• [SET PROBLEM]: Copy out all the records exactly.

• [Dataset records]:
—————
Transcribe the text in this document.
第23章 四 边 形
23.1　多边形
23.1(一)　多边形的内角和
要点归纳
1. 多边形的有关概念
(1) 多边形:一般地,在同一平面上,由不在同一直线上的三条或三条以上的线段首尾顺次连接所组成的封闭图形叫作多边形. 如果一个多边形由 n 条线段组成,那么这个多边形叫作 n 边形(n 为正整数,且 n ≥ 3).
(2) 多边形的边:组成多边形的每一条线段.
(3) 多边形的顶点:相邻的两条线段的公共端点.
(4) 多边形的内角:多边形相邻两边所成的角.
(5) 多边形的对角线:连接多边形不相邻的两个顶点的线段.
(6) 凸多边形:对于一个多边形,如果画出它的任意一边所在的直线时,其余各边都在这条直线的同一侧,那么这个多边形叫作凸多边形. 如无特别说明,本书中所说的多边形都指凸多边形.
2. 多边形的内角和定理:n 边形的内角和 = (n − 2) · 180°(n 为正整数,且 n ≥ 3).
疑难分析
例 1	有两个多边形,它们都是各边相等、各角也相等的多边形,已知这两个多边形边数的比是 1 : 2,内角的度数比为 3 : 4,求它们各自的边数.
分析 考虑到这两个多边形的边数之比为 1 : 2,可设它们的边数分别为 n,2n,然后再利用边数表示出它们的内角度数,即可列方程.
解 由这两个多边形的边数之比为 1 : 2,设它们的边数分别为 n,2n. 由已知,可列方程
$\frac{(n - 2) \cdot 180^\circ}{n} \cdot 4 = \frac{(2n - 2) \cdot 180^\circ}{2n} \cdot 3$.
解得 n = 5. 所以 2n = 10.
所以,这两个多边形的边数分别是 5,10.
—————
• [ANSWER FOR THIS EXERCISE]:
Transcribe the text in this document.
第23章 四 边 形
23.1　多边形
23.1(一)　多边形的内角和
要点归纳
1. 多边形的有关概念
(1) 多边形:一般地,在同一平面上,由不在同一直线上的三条或三条以上的线段首尾顺次连接所组成的封闭图形叫作多边形. 如果一个多边形由 n 条线段组成,那么这个多边形叫作 n 边形(n 为正整数,且 n ≥ 3).
(2) 多边形的边:组成多边形的每一条线段.
(3) 多边形的顶点:相邻的两条线段的公共端点.
(4) 多边形的内角:多边形相邻两边所成的角.
(5) 多边形的对角线:连接多边形不相邻的两个顶点的线段.
(6) 凸多边形:对于一个多边形,如果画出它的任意一边所在的直线时,其余各边都在这条直线的同一侧,那么这个多边形叫作凸多边形. 如无特别说明,本书中所说的多边形都指凸多边形.
2. 多边形的内角和定理:n 边形的内角和 = (n − 2) · 180°(n 为正整数,且 n ≥ 3).
疑难分析
例 1	有两个多边形,它们都是各边相等、各角也相等的多边形,已知这两个多边形边数的比是 1 : 2,内角的度数比为 3 : 4,求它们各自的边数.
分析 考虑到这两个多边形的边数之比为 1 : 2,可设它们的边数分别为 n,2n,然后再利用边数表示出它们的内角度数,即可列方程.
解 由这两个多边形的边数之比为 1 : 2,设它们的边数分别为 n,2n. 由已知,可列方程
$\frac{(n - 2) \cdot 180^\circ}{n} \cdot 4 = \frac{(2n - 2) \cdot 180^\circ}{2n} \cdot 3$.
解得 n = 5. 所以 2n = 10.
所以,这两个多边形的边数分别是 5,10.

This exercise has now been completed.